Open Accessibility Menu

How to Prevent Pneumonia in Elderly Adults

About one million Americans visit the hospital for pneumonia every year. More than 50,000 of them will die, 85% of which are seniors. That’s because the elderly are both more likely to develop pneumonia and less likely to survive it. Knowing how to prevent pneumonia in elderly adults can literally save lives.

Pneumonia is an infection in your lungs. Sometimes it’s bacterial, sometimes it’s fungal, and sometimes it’s a virus. That’s part of what makes pneumonia diverse, with symptoms that vary from person to person.  Typically these symptoms include fever, chills, difficulty breathing, stabbing pain when coughing, headache, and clammy skin.

Can you have pneumonia without a fever? What about pneumonia without a cough? Many people think of these as hallmarks of pneumonia, but respiratory symptoms can actually be completely absent in infected seniors. For seniors with pneumonia, the most telling symptoms are often weakness, dizziness, delirium, and confusion.

Extracted material:

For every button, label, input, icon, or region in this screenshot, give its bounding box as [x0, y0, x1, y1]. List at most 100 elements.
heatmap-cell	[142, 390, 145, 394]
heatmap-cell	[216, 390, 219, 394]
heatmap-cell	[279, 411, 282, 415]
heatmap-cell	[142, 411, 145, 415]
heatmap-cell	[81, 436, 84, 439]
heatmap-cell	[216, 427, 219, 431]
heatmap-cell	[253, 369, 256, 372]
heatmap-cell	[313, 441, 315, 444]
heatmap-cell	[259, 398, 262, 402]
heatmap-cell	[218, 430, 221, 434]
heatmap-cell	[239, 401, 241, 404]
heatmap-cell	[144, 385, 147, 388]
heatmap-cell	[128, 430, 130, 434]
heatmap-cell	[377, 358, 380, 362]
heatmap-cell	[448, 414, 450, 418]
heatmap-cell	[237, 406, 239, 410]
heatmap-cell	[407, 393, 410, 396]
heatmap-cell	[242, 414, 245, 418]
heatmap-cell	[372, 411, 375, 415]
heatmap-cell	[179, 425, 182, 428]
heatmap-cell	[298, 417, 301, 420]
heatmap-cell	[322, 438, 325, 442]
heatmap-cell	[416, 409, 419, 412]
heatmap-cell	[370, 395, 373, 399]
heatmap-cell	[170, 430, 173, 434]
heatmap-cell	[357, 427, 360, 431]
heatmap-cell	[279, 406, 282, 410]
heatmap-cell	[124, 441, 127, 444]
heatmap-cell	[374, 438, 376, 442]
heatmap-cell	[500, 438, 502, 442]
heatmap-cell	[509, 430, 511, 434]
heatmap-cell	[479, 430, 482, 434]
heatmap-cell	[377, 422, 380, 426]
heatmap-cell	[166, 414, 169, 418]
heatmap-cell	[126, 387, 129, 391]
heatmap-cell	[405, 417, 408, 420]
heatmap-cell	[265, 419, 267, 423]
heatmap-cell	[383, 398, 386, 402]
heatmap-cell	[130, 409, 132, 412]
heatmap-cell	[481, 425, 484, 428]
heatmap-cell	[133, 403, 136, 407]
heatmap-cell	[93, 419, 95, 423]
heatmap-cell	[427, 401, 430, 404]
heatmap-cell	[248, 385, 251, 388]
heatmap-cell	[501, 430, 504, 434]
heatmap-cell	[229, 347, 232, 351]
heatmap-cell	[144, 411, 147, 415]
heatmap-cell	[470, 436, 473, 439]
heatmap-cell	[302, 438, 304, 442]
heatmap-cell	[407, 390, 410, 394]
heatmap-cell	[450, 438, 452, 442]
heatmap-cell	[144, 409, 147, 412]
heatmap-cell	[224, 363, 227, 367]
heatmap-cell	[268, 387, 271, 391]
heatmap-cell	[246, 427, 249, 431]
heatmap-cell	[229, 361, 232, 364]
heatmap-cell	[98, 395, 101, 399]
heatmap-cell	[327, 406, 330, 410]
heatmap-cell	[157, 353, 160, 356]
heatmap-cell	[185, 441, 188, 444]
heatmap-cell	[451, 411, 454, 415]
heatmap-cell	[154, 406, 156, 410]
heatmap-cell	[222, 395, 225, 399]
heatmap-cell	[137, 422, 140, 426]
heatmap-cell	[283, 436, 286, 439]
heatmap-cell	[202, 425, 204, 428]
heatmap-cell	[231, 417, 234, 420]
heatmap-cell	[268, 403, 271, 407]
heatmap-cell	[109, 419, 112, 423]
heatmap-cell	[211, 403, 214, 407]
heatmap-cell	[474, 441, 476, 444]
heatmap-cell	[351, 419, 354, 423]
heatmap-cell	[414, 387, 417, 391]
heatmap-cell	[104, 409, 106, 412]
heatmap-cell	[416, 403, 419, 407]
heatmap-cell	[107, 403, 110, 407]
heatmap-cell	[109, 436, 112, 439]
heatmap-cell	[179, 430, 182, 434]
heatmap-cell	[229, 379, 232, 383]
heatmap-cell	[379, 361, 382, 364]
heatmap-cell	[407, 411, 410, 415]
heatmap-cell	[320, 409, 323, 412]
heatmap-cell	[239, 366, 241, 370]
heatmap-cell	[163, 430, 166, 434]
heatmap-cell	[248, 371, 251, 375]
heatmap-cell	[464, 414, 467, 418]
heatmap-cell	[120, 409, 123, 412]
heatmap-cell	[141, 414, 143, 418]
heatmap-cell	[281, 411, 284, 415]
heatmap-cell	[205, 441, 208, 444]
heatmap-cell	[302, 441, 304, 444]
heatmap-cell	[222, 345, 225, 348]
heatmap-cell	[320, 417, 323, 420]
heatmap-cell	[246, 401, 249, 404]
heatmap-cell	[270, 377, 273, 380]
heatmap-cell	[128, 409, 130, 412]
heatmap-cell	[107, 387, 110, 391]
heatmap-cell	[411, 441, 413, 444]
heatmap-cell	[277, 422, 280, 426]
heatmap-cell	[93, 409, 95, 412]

Work order:
Quote the entire text on preventing pneumonia in elderly adults word for word. Work only from the text on preventing pneumonia in elderly adults.

Exercise solution:
Open Accessibility Menu

How to Prevent Pneumonia in Elderly Adults

About one million Americans visit the hospital for pneumonia every year. More than 50,000 of them will die, 85% of which are seniors. That’s because the elderly are both more likely to develop pneumonia and less likely to survive it. Knowing how to prevent pneumonia in elderly adults can literally save lives.

Pneumonia is an infection in your lungs. Sometimes it’s bacterial, sometimes it’s fungal, and sometimes it’s a virus. That’s part of what makes pneumonia diverse, with symptoms that vary from person to person.  Typically these symptoms include fever, chills, difficulty breathing, stabbing pain when coughing, headache, and clammy skin.

Can you have pneumonia without a fever? What about pneumonia without a cough? Many people think of these as hallmarks of pneumonia, but respiratory symptoms can actually be completely absent in infected seniors. For seniors with pneumonia, the most telling symptoms are often weakness, dizziness, delirium, and confusion.